When Anthology 1 came out in 1995 in a limited vinyl edition, I made a vow to myself that I’d keep buying new Beatles releases only on vinyl. Since then i’d broken that vow twice; first when i had a chance to get a collection of the Beatles Christmas messages on CD (who can afford $200 bucks for the record?), and second, the LOVE project, which isn’t really the Beatles at all but an amazing mashup project.). So why did I buy the remastered Sgt. Pepper compact disc? Maybe I succumbed to that zombie dance at Abbey Road crosswalk that Microsoft created for the Rock band commercial. Or maybe I just plain gave in to the siren song of that word remastered like I’ve always done. Whatever the reason, on Sept 11, I bought the remastered Sgt. Pepper’s Lonely Hearts Club Band. In researching this little rant I found out that the record was released Thursday, June 1, 1967, which means i can say with relative certainty that I bought my first copy of Sgt. Pepper on Saturday June 3, 1967, and probably at Gaynes Shopper’s World in South Burlington for $2.37. Know where Staples Plaza is? Anyway, it was probably a mono copy and I listened to it the way you’re supposed to listen to mono records – on a portable RCA hi-fi with a single 3 inch speaker. Sometime that afternoon I became addicted to “Lucy in the Sky with Diamonds” and started sketching backgrounds for a cartoon that i wanted to try and make with my father’s 8mm movie camera. He’d stumbled on the single frame possibilities of the camera and had started animating titles for some of his home movies and shown me the trick. A pretty high concept for a 14 year old who’d just brushed up against psychedelia for the first time. Anyway, back to 2009 and that remastered CD. Entertainment Magazine had warned me about the compression utilized in the remastering processing and there WAS a flatness to the music I heard when I put in the disc the next morning.

# TASK REQUIREMENTS
(A) According to the Sgt. Pepper passage, on what date was the record originally released?
(B) Please write what comes next in the Sgt. Pepper passage.
The records have nothing to do with any of this.

Records from a data collection
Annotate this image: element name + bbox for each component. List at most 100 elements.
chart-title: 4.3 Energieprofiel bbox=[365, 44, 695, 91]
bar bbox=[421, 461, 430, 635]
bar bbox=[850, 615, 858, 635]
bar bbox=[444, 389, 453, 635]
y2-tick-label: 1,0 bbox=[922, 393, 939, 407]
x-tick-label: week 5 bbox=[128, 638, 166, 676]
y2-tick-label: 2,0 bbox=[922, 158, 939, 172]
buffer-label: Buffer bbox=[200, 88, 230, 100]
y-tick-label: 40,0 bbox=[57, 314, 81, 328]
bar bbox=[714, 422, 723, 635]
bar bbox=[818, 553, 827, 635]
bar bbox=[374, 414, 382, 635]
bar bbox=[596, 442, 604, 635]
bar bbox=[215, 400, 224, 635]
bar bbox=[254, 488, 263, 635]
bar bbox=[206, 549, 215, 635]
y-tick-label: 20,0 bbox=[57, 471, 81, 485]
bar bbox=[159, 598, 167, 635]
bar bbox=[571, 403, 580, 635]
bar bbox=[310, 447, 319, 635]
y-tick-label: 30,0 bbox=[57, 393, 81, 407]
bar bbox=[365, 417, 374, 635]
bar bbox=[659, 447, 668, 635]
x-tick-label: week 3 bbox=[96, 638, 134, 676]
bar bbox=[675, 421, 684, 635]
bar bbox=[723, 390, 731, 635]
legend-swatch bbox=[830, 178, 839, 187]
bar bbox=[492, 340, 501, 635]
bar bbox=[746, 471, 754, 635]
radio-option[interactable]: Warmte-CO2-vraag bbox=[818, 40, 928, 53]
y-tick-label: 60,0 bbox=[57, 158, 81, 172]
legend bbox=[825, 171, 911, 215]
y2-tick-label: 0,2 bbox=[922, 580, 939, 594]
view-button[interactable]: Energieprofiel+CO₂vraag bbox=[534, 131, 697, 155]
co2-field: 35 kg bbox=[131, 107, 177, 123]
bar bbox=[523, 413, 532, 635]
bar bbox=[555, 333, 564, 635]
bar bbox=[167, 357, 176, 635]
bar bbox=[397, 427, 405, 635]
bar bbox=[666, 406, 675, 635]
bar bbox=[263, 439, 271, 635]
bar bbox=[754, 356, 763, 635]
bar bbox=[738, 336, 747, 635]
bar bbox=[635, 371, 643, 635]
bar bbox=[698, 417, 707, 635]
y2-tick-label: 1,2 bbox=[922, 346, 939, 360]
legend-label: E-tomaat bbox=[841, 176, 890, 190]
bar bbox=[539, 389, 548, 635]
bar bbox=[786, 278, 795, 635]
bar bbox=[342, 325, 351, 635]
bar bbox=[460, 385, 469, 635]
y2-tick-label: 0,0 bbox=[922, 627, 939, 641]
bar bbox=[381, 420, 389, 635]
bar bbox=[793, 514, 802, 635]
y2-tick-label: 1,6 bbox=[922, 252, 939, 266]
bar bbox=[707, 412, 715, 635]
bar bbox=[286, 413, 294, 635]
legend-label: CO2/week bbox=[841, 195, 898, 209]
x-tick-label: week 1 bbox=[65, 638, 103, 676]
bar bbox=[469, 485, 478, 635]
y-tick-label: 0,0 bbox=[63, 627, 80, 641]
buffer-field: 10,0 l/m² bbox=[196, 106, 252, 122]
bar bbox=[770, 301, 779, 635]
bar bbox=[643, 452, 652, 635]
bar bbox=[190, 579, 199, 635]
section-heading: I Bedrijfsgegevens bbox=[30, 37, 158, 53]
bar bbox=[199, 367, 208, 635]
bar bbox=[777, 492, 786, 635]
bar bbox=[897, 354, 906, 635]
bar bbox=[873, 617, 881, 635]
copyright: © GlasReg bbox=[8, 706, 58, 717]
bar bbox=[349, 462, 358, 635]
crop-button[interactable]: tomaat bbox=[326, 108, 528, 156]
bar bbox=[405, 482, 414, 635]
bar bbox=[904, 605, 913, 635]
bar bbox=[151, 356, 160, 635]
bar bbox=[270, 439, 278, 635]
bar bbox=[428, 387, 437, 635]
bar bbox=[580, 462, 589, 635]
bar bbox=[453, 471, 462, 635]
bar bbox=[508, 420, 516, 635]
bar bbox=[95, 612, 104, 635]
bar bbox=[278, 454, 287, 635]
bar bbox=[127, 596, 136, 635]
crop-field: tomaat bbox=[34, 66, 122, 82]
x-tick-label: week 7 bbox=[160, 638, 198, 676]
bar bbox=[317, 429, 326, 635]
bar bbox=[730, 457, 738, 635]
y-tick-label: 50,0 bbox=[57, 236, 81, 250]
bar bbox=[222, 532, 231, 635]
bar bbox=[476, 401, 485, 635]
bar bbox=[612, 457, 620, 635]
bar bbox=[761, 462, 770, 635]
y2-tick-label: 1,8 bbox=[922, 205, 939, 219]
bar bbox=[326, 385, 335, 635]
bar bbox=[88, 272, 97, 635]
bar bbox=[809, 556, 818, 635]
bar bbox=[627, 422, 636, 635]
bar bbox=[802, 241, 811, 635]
* * *
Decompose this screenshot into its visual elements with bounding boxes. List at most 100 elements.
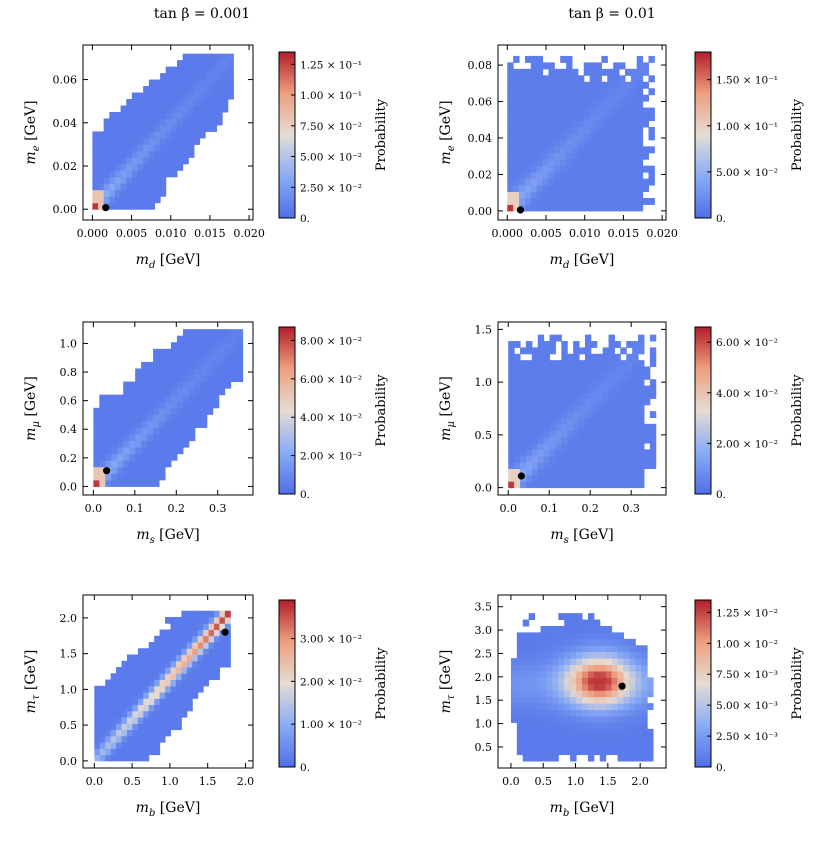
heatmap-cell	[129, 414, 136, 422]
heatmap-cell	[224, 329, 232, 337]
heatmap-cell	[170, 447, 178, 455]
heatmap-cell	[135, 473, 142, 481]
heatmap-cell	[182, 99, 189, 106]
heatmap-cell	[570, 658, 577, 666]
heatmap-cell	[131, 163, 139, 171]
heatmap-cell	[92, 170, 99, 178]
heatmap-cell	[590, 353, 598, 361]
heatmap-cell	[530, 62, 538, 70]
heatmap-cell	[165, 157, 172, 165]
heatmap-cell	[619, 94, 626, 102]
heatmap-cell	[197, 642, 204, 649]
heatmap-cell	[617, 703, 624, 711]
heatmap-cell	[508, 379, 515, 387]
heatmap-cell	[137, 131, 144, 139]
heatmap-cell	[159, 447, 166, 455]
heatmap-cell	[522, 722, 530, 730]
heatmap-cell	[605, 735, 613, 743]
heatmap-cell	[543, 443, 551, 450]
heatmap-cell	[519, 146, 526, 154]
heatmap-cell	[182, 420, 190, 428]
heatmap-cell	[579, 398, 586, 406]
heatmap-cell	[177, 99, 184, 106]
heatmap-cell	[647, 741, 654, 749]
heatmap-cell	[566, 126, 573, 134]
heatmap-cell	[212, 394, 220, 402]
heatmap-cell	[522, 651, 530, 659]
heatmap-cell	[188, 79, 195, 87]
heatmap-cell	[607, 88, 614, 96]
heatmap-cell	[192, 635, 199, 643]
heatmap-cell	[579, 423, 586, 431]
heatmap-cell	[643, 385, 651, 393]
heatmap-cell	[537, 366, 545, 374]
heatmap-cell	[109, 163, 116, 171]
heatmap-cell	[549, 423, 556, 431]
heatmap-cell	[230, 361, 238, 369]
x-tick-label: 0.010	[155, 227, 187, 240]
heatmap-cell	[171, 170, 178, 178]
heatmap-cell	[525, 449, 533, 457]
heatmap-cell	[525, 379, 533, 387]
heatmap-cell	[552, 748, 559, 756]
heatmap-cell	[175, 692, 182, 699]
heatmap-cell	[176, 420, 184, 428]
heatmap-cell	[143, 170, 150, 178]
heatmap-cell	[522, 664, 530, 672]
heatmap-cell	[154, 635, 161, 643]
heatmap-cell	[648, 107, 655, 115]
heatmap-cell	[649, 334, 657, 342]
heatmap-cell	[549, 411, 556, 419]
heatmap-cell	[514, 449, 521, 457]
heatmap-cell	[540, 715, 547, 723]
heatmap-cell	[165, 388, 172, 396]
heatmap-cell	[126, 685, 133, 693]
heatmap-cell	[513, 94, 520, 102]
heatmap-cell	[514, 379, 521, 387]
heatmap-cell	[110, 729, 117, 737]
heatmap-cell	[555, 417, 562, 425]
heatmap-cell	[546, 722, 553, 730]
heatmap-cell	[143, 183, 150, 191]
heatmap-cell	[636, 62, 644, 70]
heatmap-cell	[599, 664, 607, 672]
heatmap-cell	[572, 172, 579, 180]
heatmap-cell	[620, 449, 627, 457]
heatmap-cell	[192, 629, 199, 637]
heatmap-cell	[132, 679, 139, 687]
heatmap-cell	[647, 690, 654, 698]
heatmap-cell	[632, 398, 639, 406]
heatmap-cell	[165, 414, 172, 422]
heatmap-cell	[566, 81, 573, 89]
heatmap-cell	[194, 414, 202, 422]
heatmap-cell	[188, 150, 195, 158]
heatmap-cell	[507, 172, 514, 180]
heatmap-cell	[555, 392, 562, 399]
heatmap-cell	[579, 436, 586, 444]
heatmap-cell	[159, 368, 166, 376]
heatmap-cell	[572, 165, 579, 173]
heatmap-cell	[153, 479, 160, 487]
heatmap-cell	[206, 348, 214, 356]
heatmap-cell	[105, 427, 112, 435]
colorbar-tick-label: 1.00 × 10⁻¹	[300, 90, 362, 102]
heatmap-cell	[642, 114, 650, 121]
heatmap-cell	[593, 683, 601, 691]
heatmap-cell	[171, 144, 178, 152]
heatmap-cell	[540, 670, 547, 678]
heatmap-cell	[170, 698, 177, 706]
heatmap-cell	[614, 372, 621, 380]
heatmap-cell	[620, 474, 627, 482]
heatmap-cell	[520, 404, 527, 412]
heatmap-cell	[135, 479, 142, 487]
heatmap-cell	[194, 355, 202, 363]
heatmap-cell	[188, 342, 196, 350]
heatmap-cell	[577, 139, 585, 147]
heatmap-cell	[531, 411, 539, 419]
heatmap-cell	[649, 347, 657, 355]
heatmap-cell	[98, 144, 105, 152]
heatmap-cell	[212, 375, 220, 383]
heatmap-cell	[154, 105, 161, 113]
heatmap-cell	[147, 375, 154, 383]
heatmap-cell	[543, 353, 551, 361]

# TASK RESULTS
(A) Thursday, June 1, 1967.

(B)
But there was also a new clarity and subtlety to those songs I knew so well. Here are some of the notes I scribbled during that first headphone listen: … Listen to the fades and the silences…the echoes…the doubled vocals, those hand claps…the first REAL kick in the head is the clarity of “She’s Leaving Home”…the break on “Within You Without You” (that whispered “da ta da two” lead (George?) at the end of the instrumental break) …even in its crystalline remastered glory “When I’m 64″ is still right there with “Besame Mucho” for ultimate Beatle cheese…The fadeout on “Lovely Rita” might have been Charlie Manson’s head’s up for “Helter Skelter” …”Good Morning” has that patented sax chorus that George Martin found for his Boys …Lennon’s “Bye” at the start and that little organ bit in the fade into “Day In The Life”…and of course the inner groove at the end of the now strangely anti climactic “Day in the Life”…

The next morning brought 2 more listens at home on speakers. The CD went on first and it sounded great. Then I got down my copy of EMI BC 13, the Beatles Collection box that first came out in 1978, pulled out Sgt. Pepper, put it on the turntable and set the needle to the vinyl. And there’s that analog/digital divide which I can’t really tell you about. The vinyl is, as they say, warmer, and to this geezer’s ears, the way the Beatles are supposed to sound. But what about those subtleties? Some of them are there in the room as I listen, but on Listen #4, with the vinyl on headphones, all of those little things I thought I was hearing for the first time Friday morning on the CD come right back out at me from the LP. So what is there to write about now?
A few days later I did another listen with my friend Erik. A couple of cuts in both formats and there’s that omnipresent word warmth again. A few days after that I rediscover my copy of Sgt. Peppeb’s Loney Hearps Club Band, a Chinese knockoff on Liming Records from back in the day that I picked up at a porch sale in Richmond, Virginia, and when I listen to it on headphones, some of those subtleties I heard on the remastered compact disc last week come bubbling out through 30 years worth of surface noise. So I guess I’ll end this with, not the Rockband Beatles which a lot of you love, and not the remastered Beatles catalog on compact disc that will launch akagillion memories, rants and lies, but rather, a Utopian to do list.
First, find a good record player and speakers. Second, track down the cleanest LPs that you can find (at least until they come at us with the limited edition remastered vinyl). Third, plop ‘em on, turn ‘em up, and enjoy some great records by a great band. And that’s not to say you shouldn’t be buying these CD’s, cuz I’m pretty sure that at some point, I’ll be getting the CDs of Abbey Road, The White Album and Past Masters, it’s just that, as they say, nothing is real.
-Michael Breiner


When all that Beatles stuff came out a coupla weeks ago, mountains of hyperbole, most of it warranted, were tossed around. For example, many people remarked that the band’s creative evolution was the broadest in all of rock. From their conventional beginnings, through their psychedelic studio alchemy to the majesty of Abbey Road’s side 2 suite, it’s hard to dispute that The Beatles covered more ground in their seven or so years then any had before them or has since.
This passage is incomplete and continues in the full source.